#### STUDY TEXT ####

One interesting and helpful example of how this applies to our visual perception is our tendency to identify faces everywhere, from simple typographical juxtaposition of characters like :) or ;-( to seeing faces on rocks or on toasts or on shadowy, blurred images from Mars. This is called pareidolia. Quickly identifying other people as well as inferring their emotional state is certainly an useful trait for a social animal like humans are (see Demon-Haunted World: Science as a Candle in the Dark).


While this can be interesting and allows us to create new ways to communicate and to give extra meaning to some forms of art, the reality is that much of what we see as faces is a probably hard-wired conclusion of our brains. Indeed, evidence from MRI scanning of our brains show that the specific areas of the cortex that become more active when we see faces also show the same type of activity when we just perceive something as a face . The timing of the activity is also consistent with an early interpretation of the image as an actual face and not a later re-interpretation of the image by our brains. Amazingly, it is already possible to do neural reconstruction of the face someone is seeing from the detected pattern of the activity of the brain.

#### INFORMATION ####

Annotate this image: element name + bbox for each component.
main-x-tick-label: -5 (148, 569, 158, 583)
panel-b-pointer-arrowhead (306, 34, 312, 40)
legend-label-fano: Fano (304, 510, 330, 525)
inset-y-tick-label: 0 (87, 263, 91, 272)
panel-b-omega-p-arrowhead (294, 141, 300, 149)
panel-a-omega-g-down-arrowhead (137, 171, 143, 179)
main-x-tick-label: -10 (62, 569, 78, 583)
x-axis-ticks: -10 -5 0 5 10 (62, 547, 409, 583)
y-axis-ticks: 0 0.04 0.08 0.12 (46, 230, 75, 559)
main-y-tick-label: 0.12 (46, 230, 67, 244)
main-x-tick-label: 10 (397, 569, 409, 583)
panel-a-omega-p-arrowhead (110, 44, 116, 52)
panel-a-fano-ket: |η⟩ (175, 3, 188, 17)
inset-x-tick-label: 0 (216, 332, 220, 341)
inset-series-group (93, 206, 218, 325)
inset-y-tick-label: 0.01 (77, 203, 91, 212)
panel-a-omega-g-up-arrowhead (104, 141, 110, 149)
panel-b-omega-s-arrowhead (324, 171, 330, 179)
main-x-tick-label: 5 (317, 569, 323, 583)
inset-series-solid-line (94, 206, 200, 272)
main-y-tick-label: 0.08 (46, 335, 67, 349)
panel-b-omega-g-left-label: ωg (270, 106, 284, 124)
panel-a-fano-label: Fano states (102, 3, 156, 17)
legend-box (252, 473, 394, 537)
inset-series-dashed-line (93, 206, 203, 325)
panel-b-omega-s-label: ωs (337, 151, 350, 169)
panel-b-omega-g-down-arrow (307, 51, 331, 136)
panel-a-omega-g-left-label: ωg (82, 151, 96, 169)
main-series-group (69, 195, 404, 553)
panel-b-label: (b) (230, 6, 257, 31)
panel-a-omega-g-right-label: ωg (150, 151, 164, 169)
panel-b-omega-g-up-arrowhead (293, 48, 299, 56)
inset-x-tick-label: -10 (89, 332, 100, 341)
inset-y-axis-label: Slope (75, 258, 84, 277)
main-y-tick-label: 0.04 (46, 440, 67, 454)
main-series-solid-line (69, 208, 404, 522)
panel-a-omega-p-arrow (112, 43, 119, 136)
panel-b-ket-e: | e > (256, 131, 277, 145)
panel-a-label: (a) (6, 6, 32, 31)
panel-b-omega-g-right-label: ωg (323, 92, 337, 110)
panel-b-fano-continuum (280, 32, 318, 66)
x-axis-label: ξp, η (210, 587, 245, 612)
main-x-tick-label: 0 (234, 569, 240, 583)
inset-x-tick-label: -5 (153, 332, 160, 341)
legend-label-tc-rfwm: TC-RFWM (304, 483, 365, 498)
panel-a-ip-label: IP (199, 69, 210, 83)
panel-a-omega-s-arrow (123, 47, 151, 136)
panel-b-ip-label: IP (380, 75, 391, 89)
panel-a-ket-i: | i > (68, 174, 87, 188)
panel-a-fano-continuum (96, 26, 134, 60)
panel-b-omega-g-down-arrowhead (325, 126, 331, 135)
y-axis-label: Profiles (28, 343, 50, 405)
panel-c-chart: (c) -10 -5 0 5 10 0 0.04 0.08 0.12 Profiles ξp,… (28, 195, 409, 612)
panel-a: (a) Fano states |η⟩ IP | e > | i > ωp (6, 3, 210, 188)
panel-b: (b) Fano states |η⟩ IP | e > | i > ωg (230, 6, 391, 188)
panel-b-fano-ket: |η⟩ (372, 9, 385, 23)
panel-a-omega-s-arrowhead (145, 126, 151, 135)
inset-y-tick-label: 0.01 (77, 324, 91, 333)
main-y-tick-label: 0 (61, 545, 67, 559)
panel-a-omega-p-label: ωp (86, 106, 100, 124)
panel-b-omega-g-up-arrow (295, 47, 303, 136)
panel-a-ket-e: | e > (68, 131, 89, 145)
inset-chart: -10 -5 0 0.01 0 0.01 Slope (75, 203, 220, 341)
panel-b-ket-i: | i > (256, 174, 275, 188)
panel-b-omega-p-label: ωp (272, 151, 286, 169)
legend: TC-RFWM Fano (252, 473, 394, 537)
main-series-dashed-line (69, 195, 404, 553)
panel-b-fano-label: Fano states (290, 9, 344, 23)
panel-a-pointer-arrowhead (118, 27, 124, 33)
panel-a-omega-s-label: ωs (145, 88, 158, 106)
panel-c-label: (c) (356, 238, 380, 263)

####

§ **REQUIRED TASKS**:
1. In the text on seeing faces, what is the tendency to identify faces everywhere called?
2. Write the next part of the text on seeing faces, picking up after its final sentence.
The listing plays no part in this work.

§ **ANSWERS PROVIDED**:
1. Pareidolia.

2.
Human Stupidity: Historical: Heuristics II

Heuristics, in the context of the literature about human reasoning, is a fancier name for these rules of thumb. Before that, the term, based on a Greek word, was used by Pólya in his book How to Solve It, with the meaning of his methods (or advices) for solving mathematical problems. In that sense, he proposed a basic separation of four steps that he considered helpful in finding those solutions. While talking about human reasoning, however, heuristics is a simple rule (or rules) we use to guess an answer. Opposed to a mathematical proof, here, there is no guarantee the answer will be correct or good. Of course, Pólya's heuristics provide no certainty that you will arrive at an answer, they just intend to help your chances of finding it. If you do not make any mistakes, mathematics will make it sure you do get the right answer, then. While human reasoning heuristics will often give you an answer, even if not the correct one.

A classical example of how our heuristics can help us reason is the problem of trying to decide which of two cities has the biggest population. Gigerenzer and Goldstein performed a series of tests of possible procedures for guessing between two cities, when using a number of cues about the city, such as if the city had a soccer team in a major league or if the city had a university.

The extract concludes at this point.